- **What the task asks**:
Everything in the listing should be restated word for word.

- **Data extract**:
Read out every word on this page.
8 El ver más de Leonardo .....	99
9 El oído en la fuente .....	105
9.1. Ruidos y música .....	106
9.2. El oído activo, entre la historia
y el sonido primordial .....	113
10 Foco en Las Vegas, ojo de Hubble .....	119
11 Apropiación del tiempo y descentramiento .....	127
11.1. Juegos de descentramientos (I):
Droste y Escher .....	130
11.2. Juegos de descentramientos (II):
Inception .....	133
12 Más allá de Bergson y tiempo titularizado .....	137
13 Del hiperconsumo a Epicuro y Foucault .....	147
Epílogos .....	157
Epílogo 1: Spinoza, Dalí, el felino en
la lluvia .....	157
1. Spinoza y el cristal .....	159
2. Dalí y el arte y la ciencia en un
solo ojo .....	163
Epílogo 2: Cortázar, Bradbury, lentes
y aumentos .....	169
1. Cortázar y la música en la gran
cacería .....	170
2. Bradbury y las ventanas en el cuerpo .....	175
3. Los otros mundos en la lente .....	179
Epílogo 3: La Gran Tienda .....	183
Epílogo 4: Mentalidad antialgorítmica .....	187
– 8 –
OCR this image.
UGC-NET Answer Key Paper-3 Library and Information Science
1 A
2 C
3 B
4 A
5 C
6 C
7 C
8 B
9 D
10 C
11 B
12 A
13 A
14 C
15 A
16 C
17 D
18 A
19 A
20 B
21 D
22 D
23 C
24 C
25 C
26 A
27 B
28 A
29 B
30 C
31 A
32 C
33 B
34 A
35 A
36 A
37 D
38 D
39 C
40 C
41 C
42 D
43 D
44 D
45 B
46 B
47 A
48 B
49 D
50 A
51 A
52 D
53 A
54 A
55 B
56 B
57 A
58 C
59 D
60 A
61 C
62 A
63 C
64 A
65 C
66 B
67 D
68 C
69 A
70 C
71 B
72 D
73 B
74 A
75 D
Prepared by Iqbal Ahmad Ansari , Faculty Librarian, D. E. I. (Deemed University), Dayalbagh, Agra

- **Correct response**:
Read out every word on this page.
8 El ver más de Leonardo .....	99
9 El oído en la fuente .....	105
9.1. Ruidos y música .....	106
9.2. El oído activo, entre la historia
y el sonido primordial .....	113
10 Foco en Las Vegas, ojo de Hubble .....	119
11 Apropiación del tiempo y descentramiento .....	127
11.1. Juegos de descentramientos (I):
Droste y Escher .....	130
11.2. Juegos de descentramientos (II):
Inception .....	133
12 Más allá de Bergson y tiempo titularizado .....	137
13 Del hiperconsumo a Epicuro y Foucault .....	147
Epílogos .....	157
Epílogo 1: Spinoza, Dalí, el felino en
la lluvia .....	157
1. Spinoza y el cristal .....	159
2. Dalí y el arte y la ciencia en un
solo ojo .....	163
Epílogo 2: Cortázar, Bradbury, lentes
y aumentos .....	169
1. Cortázar y la música en la gran
cacería .....	170
2. Bradbury y las ventanas en el cuerpo .....	175
3. Los otros mundos en la lente .....	179
Epílogo 3: La Gran Tienda .....	183
Epílogo 4: Mentalidad antialgorítmica .....	187
– 8 –
OCR this image.
UGC-NET Answer Key Paper-3 Library and Information Science
1 A
2 C
3 B
4 A
5 C
6 C
7 C
8 B
9 D
10 C
11 B
12 A
13 A
14 C
15 A
16 C
17 D
18 A
19 A
20 B
21 D
22 D
23 C
24 C
25 C
26 A
27 B
28 A
29 B
30 C
31 A
32 C
33 B
34 A
35 A
36 A
37 D
38 D
39 C
40 C
41 C
42 D
43 D
44 D
45 B
46 B
47 A
48 B
49 D
50 A
51 A
52 D
53 A
54 A
55 B
56 B
57 A
58 C
59 D
60 A
61 C
62 A
63 C
64 A
65 C
66 B
67 D
68 C
69 A
70 C
71 B
72 D
73 B
74 A
75 D
Prepared by Iqbal Ahmad Ansari , Faculty Librarian, D. E. I. (Deemed University), Dayalbagh, Agra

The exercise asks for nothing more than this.